INSTRUCTIONS FOR THE TASK:
Please transcribe the data that follows without the pictures, keeping every word the same.

═══ INFORMATION GIVEN ═══

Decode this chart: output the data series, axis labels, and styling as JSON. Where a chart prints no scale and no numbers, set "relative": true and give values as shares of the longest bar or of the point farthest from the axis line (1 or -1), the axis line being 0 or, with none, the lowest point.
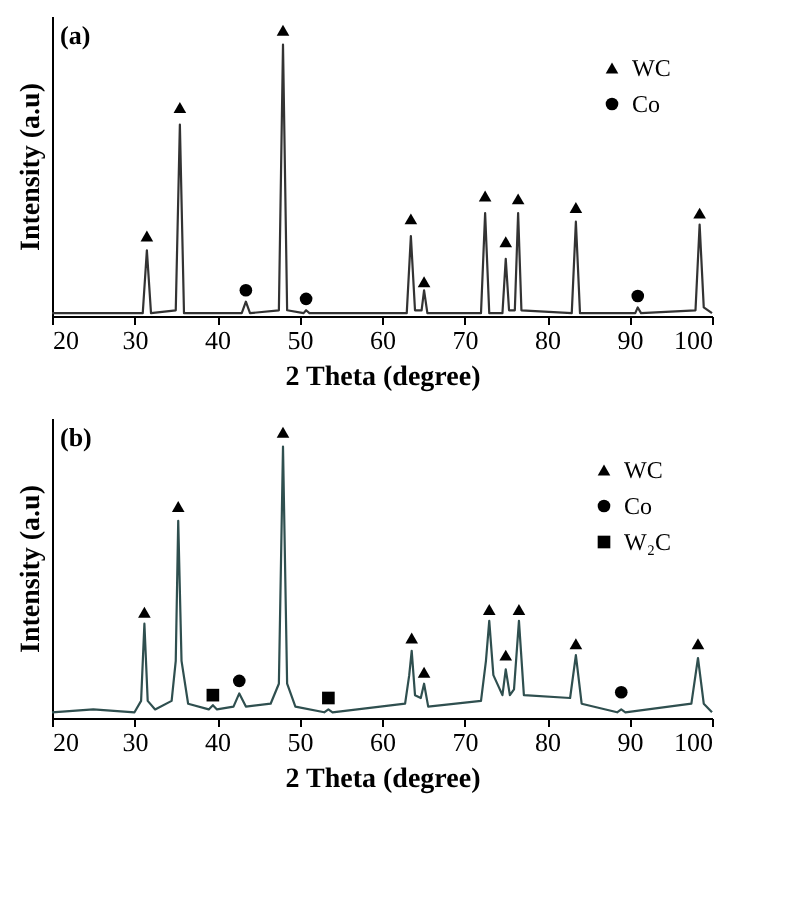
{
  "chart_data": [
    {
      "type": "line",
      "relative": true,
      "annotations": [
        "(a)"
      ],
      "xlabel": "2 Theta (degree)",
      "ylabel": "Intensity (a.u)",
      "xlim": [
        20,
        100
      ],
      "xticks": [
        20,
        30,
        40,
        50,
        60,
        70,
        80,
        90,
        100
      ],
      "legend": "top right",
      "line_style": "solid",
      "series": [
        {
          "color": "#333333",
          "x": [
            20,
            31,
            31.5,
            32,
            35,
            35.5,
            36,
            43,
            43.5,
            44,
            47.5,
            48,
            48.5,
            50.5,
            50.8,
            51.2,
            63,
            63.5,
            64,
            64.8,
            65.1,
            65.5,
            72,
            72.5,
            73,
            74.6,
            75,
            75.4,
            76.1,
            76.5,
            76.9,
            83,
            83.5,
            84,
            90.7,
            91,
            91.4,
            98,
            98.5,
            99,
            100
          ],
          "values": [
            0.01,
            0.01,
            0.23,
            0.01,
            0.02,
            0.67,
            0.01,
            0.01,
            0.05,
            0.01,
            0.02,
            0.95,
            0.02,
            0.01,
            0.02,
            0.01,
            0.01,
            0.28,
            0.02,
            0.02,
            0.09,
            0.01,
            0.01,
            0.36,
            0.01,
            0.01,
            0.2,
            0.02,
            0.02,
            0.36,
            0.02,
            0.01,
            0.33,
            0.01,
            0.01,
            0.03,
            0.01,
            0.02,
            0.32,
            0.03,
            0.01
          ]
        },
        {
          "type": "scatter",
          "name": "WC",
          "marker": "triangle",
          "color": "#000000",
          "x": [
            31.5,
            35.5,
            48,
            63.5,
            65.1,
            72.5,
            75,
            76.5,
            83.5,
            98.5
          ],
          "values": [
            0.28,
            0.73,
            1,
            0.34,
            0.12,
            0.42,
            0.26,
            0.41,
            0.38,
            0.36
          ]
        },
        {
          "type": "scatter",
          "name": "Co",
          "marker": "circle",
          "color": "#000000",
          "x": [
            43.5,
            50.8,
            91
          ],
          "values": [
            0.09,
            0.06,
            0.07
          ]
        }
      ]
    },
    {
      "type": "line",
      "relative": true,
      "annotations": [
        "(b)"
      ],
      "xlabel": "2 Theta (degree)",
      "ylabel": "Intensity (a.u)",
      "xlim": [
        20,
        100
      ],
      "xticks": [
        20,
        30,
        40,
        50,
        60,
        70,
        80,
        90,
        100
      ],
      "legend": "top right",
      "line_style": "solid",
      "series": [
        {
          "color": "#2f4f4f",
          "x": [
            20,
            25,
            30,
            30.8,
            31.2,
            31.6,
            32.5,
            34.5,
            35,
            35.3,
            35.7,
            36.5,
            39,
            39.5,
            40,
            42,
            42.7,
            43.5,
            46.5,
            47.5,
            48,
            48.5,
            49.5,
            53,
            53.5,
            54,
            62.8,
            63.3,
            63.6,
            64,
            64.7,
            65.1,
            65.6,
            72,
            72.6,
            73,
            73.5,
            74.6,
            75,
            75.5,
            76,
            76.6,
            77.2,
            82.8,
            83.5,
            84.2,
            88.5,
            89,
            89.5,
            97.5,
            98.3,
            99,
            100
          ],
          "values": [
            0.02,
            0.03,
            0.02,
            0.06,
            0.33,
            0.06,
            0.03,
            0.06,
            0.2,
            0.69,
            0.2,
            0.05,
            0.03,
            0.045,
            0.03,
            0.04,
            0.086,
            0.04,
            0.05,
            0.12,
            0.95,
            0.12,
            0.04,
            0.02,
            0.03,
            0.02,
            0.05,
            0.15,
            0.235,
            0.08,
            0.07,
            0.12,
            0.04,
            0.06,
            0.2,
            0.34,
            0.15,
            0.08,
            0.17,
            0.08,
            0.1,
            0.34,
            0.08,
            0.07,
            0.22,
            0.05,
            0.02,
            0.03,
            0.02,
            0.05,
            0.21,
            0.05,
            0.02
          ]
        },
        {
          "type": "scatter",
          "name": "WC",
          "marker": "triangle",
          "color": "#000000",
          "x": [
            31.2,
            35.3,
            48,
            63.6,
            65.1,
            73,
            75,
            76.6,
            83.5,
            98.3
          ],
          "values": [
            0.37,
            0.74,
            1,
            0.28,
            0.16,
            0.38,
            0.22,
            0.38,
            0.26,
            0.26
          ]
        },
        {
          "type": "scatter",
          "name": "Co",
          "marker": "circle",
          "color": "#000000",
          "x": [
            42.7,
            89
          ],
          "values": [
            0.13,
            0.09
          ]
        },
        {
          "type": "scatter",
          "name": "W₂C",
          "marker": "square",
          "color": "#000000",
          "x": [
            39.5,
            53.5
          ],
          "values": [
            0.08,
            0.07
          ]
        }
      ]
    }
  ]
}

═══

RESPONSE:
Decode this chart: output the data series, axis labels, and styling as JSON. Where a chart prints no scale and no numbers, set "relative": true and give values as shares of the longest bar or of the point farthest from the axis line (1 or -1), the axis line being 0 or, with none, the lowest point.
{
  "chart_data": [
    {
      "type": "line",
      "relative": true,
      "annotations": [
        "(a)"
      ],
      "xlabel": "2 Theta (degree)",
      "ylabel": "Intensity (a.u)",
      "xlim": [
        20,
        100
      ],
      "xticks": [
        20,
        30,
        40,
        50,
        60,
        70,
        80,
        90,
        100
      ],
      "legend": "top right",
      "line_style": "solid",
      "series": [
        {
          "color": "#333333",
          "x": [
            20,
            31,
            31.5,
            32,
            35,
            35.5,
            36,
            43,
            43.5,
            44,
            47.5,
            48,
            48.5,
            50.5,
            50.8,
            51.2,
            63,
            63.5,
            64,
            64.8,
            65.1,
            65.5,
            72,
            72.5,
            73,
            74.6,
            75,
            75.4,
            76.1,
            76.5,
            76.9,
            83,
            83.5,
            84,
            90.7,
            91,
            91.4,
            98,
            98.5,
            99,
            100
          ],
          "values": [
            0.01,
            0.01,
            0.23,
            0.01,
            0.02,
            0.67,
            0.01,
            0.01,
            0.05,
            0.01,
            0.02,
            0.95,
            0.02,
            0.01,
            0.02,
            0.01,
            0.01,
            0.28,
            0.02,
            0.02,
            0.09,
            0.01,
            0.01,
            0.36,
            0.01,
            0.01,
            0.2,
            0.02,
            0.02,
            0.36,
            0.02,
            0.01,
            0.33,
            0.01,
            0.01,
            0.03,
            0.01,
            0.02,
            0.32,
            0.03,
            0.01
          ]
        },
        {
          "type": "scatter",
          "name": "WC",
          "marker": "triangle",
          "color": "#000000",
          "x": [
            31.5,
            35.5,
            48,
            63.5,
            65.1,
            72.5,
            75,
            76.5,
            83.5,
            98.5
          ],
          "values": [
            0.28,
            0.73,
            1,
            0.34,
            0.12,
            0.42,
            0.26,
            0.41,
            0.38,
            0.36
          ]
        },
        {
          "type": "scatter",
          "name": "Co",
          "marker": "circle",
          "color": "#000000",
          "x": [
            43.5,
            50.8,
            91
          ],
          "values": [
            0.09,
            0.06,
            0.07
          ]
        }
      ]
    },
    {
      "type": "line",
      "relative": true,
      "annotations": [
        "(b)"
      ],
      "xlabel": "2 Theta (degree)",
      "ylabel": "Intensity (a.u)",
      "xlim": [
        20,
        100
      ],
      "xticks": [
        20,
        30,
        40,
        50,
        60,
        70,
        80,
        90,
        100
      ],
      "legend": "top right",
      "line_style": "solid",
      "series": [
        {
          "color": "#2f4f4f",
          "x": [
            20,
            25,
            30,
            30.8,
            31.2,
            31.6,
            32.5,
            34.5,
            35,
            35.3,
            35.7,
            36.5,
            39,
            39.5,
            40,
            42,
            42.7,
            43.5,
            46.5,
            47.5,
            48,
            48.5,
            49.5,
            53,
            53.5,
            54,
            62.8,
            63.3,
            63.6,
            64,
            64.7,
            65.1,
            65.6,
            72,
            72.6,
            73,
            73.5,
            74.6,
            75,
            75.5,
            76,
            76.6,
            77.2,
            82.8,
            83.5,
            84.2,
            88.5,
            89,
            89.5,
            97.5,
            98.3,
            99,
            100
          ],
          "values": [
            0.02,
            0.03,
            0.02,
            0.06,
            0.33,
            0.06,
            0.03,
            0.06,
            0.2,
            0.69,
            0.2,
            0.05,
            0.03,
            0.045,
            0.03,
            0.04,
            0.086,
            0.04,
            0.05,
            0.12,
            0.95,
            0.12,
            0.04,
            0.02,
            0.03,
            0.02,
            0.05,
            0.15,
            0.235,
            0.08,
            0.07,
            0.12,
            0.04,
            0.06,
            0.2,
            0.34,
            0.15,
            0.08,
            0.17,
            0.08,
            0.1,
            0.34,
            0.08,
            0.07,
            0.22,
            0.05,
            0.02,
            0.03,
            0.02,
            0.05,
            0.21,
            0.05,
            0.02
          ]
        },
        {
          "type": "scatter",
          "name": "WC",
          "marker": "triangle",
          "color": "#000000",
          "x": [
            31.2,
            35.3,
            48,
            63.6,
            65.1,
            73,
            75,
            76.6,
            83.5,
            98.3
          ],
          "values": [
            0.37,
            0.74,
            1,
            0.28,
            0.16,
            0.38,
            0.22,
            0.38,
            0.26,
            0.26
          ]
        },
        {
          "type": "scatter",
          "name": "Co",
          "marker": "circle",
          "color": "#000000",
          "x": [
            42.7,
            89
          ],
          "values": [
            0.13,
            0.09
          ]
        },
        {
          "type": "scatter",
          "name": "W₂C",
          "marker": "square",
          "color": "#000000",
          "x": [
            39.5,
            53.5
          ],
          "values": [
            0.08,
            0.07
          ]
        }
      ]
    }
  ]
}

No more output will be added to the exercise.